» **Given data**

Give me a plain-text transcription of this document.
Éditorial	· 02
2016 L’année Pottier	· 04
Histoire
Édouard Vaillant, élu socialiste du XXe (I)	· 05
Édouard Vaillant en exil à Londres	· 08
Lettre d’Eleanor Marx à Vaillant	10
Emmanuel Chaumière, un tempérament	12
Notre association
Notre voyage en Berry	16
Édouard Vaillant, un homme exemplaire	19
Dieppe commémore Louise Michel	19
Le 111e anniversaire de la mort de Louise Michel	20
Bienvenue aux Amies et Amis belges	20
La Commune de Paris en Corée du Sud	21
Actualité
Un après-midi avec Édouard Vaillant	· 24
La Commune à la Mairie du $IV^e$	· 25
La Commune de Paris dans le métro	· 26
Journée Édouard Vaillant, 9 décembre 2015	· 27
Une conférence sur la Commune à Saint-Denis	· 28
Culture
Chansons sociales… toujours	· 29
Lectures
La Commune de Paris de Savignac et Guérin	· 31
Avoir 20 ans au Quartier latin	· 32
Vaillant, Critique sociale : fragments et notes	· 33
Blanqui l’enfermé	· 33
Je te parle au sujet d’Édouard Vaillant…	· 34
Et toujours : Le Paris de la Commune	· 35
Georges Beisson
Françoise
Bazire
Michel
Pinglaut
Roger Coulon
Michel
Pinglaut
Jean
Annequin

» **Problem**
Determine the number of lines where the string "Commune" occurs, and give that number only.

» **Solution for this problem**
6